■ **THE TASK**
Return each line of the listing below exactly as it is given.

[INFORMATION PROVIDED start]

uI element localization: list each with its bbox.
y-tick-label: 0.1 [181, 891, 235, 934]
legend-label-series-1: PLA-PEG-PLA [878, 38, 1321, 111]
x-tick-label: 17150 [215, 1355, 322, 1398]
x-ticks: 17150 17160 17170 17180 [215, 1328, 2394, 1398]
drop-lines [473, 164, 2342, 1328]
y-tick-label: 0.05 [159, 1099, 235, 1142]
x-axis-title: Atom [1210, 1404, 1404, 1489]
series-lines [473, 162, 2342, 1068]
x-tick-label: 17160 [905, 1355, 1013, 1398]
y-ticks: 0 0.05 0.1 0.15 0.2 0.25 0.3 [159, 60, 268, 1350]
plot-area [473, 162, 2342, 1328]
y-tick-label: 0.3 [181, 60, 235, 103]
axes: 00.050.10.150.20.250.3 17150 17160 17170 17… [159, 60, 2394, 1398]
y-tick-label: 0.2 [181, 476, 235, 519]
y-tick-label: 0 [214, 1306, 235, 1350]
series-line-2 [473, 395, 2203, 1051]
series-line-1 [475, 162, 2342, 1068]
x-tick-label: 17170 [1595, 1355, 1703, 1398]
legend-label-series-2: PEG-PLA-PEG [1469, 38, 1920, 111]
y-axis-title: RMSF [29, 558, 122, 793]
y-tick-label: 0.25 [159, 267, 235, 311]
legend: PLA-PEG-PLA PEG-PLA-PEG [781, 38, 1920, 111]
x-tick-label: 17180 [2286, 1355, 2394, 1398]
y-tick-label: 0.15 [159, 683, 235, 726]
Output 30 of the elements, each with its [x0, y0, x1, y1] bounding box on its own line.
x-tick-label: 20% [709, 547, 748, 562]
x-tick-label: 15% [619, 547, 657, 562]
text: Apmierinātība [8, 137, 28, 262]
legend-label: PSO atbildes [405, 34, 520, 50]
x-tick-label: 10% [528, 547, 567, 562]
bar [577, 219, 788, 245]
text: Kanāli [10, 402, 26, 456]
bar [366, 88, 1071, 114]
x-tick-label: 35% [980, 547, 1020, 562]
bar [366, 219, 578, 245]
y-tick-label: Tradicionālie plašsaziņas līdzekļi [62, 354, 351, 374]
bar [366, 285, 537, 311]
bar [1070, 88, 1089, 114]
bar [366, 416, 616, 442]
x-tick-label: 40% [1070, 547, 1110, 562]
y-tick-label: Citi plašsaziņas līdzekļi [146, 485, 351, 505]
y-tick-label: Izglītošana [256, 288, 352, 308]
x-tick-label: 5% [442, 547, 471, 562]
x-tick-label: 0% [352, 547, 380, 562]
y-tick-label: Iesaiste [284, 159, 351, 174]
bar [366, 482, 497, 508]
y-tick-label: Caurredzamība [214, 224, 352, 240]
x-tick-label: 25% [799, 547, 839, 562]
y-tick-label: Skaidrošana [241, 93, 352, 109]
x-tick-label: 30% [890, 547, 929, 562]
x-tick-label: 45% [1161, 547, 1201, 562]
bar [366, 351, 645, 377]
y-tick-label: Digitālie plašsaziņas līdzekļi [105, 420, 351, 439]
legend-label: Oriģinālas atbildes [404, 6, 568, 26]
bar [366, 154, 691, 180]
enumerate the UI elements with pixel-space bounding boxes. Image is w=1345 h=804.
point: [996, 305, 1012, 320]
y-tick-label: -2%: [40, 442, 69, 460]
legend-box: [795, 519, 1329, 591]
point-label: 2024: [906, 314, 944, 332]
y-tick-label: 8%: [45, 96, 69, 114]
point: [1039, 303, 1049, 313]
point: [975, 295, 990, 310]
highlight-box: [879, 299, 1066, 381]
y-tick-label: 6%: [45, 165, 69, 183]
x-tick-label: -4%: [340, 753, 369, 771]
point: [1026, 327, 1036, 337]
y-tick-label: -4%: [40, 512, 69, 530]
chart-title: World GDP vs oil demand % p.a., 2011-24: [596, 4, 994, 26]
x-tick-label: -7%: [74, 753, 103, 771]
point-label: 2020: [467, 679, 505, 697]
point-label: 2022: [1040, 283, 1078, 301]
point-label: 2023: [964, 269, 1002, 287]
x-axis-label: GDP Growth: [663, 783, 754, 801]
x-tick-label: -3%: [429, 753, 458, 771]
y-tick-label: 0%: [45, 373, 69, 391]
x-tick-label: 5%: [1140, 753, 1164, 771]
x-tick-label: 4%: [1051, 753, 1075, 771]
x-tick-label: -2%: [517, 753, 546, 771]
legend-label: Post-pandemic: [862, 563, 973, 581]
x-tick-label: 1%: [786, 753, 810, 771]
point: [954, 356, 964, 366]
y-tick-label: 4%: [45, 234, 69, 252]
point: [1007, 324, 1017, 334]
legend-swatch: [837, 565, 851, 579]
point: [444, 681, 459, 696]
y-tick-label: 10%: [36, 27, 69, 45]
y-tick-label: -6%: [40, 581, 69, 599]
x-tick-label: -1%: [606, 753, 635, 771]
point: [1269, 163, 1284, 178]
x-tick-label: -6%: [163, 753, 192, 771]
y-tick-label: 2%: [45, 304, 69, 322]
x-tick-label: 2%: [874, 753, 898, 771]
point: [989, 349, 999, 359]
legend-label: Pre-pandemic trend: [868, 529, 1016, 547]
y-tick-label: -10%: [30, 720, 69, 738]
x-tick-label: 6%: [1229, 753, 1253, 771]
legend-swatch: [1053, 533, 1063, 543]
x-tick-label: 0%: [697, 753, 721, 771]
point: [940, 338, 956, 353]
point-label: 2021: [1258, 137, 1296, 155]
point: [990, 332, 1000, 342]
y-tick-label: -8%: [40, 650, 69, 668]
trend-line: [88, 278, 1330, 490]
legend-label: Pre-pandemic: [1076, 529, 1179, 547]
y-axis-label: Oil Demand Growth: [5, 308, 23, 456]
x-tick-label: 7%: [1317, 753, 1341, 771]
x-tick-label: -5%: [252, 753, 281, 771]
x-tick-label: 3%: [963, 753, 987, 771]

[INFORMATION PROVIDED end]

■ **RESPONSE**
uI element localization: list each with its bbox.
y-tick-label: 0.1 [181, 891, 235, 934]
legend-label-series-1: PLA-PEG-PLA [878, 38, 1321, 111]
x-tick-label: 17150 [215, 1355, 322, 1398]
x-ticks: 17150 17160 17170 17180 [215, 1328, 2394, 1398]
drop-lines [473, 164, 2342, 1328]
y-tick-label: 0.05 [159, 1099, 235, 1142]
x-axis-title: Atom [1210, 1404, 1404, 1489]
series-lines [473, 162, 2342, 1068]
x-tick-label: 17160 [905, 1355, 1013, 1398]
y-ticks: 0 0.05 0.1 0.15 0.2 0.25 0.3 [159, 60, 268, 1350]
plot-area [473, 162, 2342, 1328]
y-tick-label: 0.3 [181, 60, 235, 103]
axes: 00.050.10.150.20.250.3 17150 17160 17170 17… [159, 60, 2394, 1398]
y-tick-label: 0.2 [181, 476, 235, 519]
y-tick-label: 0 [214, 1306, 235, 1350]
series-line-2 [473, 395, 2203, 1051]
series-line-1 [475, 162, 2342, 1068]
x-tick-label: 17170 [1595, 1355, 1703, 1398]
legend-label-series-2: PEG-PLA-PEG [1469, 38, 1920, 111]
y-axis-title: RMSF [29, 558, 122, 793]
y-tick-label: 0.25 [159, 267, 235, 311]
legend: PLA-PEG-PLA PEG-PLA-PEG [781, 38, 1920, 111]
x-tick-label: 17180 [2286, 1355, 2394, 1398]
y-tick-label: 0.15 [159, 683, 235, 726]
Output 30 of the elements, each with its [x0, y0, x1, y1] bounding box on its own line.
x-tick-label: 20% [709, 547, 748, 562]
x-tick-label: 15% [619, 547, 657, 562]
text: Apmierinātība [8, 137, 28, 262]
legend-label: PSO atbildes [405, 34, 520, 50]
x-tick-label: 10% [528, 547, 567, 562]
bar [577, 219, 788, 245]
text: Kanāli [10, 402, 26, 456]
bar [366, 88, 1071, 114]
x-tick-label: 35% [980, 547, 1020, 562]
bar [366, 219, 578, 245]
y-tick-label: Tradicionālie plašsaziņas līdzekļi [62, 354, 351, 374]
bar [366, 285, 537, 311]
bar [1070, 88, 1089, 114]
bar [366, 416, 616, 442]
x-tick-label: 40% [1070, 547, 1110, 562]
y-tick-label: Citi plašsaziņas līdzekļi [146, 485, 351, 505]
y-tick-label: Izglītošana [256, 288, 352, 308]
x-tick-label: 5% [442, 547, 471, 562]
x-tick-label: 0% [352, 547, 380, 562]
y-tick-label: Iesaiste [284, 159, 351, 174]
bar [366, 482, 497, 508]
y-tick-label: Caurredzamība [214, 224, 352, 240]
x-tick-label: 25% [799, 547, 839, 562]
y-tick-label: Skaidrošana [241, 93, 352, 109]
x-tick-label: 30% [890, 547, 929, 562]
x-tick-label: 45% [1161, 547, 1201, 562]
bar [366, 351, 645, 377]
y-tick-label: Digitālie plašsaziņas līdzekļi [105, 420, 351, 439]
legend-label: Oriģinālas atbildes [404, 6, 568, 26]
bar [366, 154, 691, 180]
enumerate the UI elements with pixel-space bounding boxes. Image is w=1345 h=804.
point: [996, 305, 1012, 320]
y-tick-label: -2%: [40, 442, 69, 460]
legend-box: [795, 519, 1329, 591]
point-label: 2024: [906, 314, 944, 332]
y-tick-label: 8%: [45, 96, 69, 114]
point: [1039, 303, 1049, 313]
point: [975, 295, 990, 310]
highlight-box: [879, 299, 1066, 381]
y-tick-label: 6%: [45, 165, 69, 183]
x-tick-label: -4%: [340, 753, 369, 771]
point: [1026, 327, 1036, 337]
y-tick-label: -4%: [40, 512, 69, 530]
chart-title: World GDP vs oil demand % p.a., 2011-24: [596, 4, 994, 26]
x-tick-label: -7%: [74, 753, 103, 771]
point-label: 2020: [467, 679, 505, 697]
point-label: 2022: [1040, 283, 1078, 301]
point-label: 2023: [964, 269, 1002, 287]
x-axis-label: GDP Growth: [663, 783, 754, 801]
x-tick-label: -3%: [429, 753, 458, 771]
y-tick-label: 0%: [45, 373, 69, 391]
x-tick-label: 5%: [1140, 753, 1164, 771]
x-tick-label: 4%: [1051, 753, 1075, 771]
x-tick-label: -2%: [517, 753, 546, 771]
legend-label: Post-pandemic: [862, 563, 973, 581]
x-tick-label: 1%: [786, 753, 810, 771]
point: [954, 356, 964, 366]
y-tick-label: 4%: [45, 234, 69, 252]
point: [1007, 324, 1017, 334]
legend-swatch: [837, 565, 851, 579]
point: [444, 681, 459, 696]
y-tick-label: 10%: [36, 27, 69, 45]
y-tick-label: -6%: [40, 581, 69, 599]
x-tick-label: -1%: [606, 753, 635, 771]
point: [1269, 163, 1284, 178]
x-tick-label: -6%: [163, 753, 192, 771]
y-tick-label: 2%: [45, 304, 69, 322]
x-tick-label: 2%: [874, 753, 898, 771]
point: [989, 349, 999, 359]
legend-label: Pre-pandemic trend: [868, 529, 1016, 547]
y-tick-label: -10%: [30, 720, 69, 738]
x-tick-label: 6%: [1229, 753, 1253, 771]
legend-swatch: [1053, 533, 1063, 543]
x-tick-label: 0%: [697, 753, 721, 771]
point: [940, 338, 956, 353]
point-label: 2021: [1258, 137, 1296, 155]
point: [990, 332, 1000, 342]
y-tick-label: -8%: [40, 650, 69, 668]
trend-line: [88, 278, 1330, 490]
legend-label: Pre-pandemic: [1076, 529, 1179, 547]
y-axis-label: Oil Demand Growth: [5, 308, 23, 456]
x-tick-label: 7%: [1317, 753, 1341, 771]
x-tick-label: -5%: [252, 753, 281, 771]
x-tick-label: 3%: [963, 753, 987, 771]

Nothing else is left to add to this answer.